-- Start Task inputs --
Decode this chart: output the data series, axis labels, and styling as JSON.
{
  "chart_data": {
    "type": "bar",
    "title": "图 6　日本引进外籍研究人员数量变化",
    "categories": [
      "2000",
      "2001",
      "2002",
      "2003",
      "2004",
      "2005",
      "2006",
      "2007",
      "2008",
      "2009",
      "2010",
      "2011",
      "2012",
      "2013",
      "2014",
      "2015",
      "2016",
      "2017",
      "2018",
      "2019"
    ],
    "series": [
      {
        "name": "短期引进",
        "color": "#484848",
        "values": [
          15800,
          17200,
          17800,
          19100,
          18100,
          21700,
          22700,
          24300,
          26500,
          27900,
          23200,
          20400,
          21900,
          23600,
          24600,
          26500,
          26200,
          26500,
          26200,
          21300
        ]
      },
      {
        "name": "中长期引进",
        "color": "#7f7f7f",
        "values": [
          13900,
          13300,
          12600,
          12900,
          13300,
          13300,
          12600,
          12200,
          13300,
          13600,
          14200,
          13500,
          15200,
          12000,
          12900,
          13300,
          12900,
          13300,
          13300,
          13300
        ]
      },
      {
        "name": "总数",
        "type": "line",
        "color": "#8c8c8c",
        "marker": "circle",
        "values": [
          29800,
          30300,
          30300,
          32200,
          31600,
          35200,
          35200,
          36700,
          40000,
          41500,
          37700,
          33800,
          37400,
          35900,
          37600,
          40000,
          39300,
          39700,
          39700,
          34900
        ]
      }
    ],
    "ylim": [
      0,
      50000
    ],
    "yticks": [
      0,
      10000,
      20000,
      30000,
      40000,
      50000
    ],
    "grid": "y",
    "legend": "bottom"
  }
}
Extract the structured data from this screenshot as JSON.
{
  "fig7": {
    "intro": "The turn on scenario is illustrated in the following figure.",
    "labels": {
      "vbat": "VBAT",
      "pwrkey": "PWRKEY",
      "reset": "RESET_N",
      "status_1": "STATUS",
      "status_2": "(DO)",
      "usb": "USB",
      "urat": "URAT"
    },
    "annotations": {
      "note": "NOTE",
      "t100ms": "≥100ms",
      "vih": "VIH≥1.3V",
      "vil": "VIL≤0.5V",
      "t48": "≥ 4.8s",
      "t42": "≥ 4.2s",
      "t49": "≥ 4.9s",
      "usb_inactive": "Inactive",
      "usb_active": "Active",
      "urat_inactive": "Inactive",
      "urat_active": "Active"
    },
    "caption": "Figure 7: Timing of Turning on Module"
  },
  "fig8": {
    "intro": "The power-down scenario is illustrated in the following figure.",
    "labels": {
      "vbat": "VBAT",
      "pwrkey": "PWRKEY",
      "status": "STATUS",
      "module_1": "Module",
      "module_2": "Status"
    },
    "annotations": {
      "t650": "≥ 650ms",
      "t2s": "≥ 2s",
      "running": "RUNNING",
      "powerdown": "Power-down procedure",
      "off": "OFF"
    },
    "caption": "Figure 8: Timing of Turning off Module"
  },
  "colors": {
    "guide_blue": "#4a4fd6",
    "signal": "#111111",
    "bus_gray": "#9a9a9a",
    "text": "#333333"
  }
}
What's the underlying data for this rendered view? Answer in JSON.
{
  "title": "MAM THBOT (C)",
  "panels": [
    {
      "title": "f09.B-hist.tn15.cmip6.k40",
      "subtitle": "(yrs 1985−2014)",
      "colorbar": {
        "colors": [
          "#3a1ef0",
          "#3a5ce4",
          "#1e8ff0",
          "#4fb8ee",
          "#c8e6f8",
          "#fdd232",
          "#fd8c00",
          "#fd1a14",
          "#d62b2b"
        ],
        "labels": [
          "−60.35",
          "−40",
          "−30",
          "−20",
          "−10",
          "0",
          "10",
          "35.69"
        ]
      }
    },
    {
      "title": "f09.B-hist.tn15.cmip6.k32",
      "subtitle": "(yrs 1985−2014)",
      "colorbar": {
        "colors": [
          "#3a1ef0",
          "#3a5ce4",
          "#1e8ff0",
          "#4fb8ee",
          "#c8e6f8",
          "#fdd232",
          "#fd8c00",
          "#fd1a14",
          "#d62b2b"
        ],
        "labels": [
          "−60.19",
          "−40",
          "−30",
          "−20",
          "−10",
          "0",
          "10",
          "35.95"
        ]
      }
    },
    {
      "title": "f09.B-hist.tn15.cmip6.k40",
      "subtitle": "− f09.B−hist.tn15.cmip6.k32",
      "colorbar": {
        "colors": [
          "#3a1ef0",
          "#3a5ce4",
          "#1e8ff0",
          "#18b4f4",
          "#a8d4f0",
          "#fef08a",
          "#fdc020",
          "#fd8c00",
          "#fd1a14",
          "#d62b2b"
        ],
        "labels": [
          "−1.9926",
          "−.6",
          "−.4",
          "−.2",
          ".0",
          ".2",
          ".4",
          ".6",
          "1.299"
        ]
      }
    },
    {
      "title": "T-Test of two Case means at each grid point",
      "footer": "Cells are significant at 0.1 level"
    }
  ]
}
-- End Task inputs --
▸ Stated exercise: Among these entries, how many lines include the string "illustrated"? Reply with the number by itself.

▸ Solution to the exercise: 2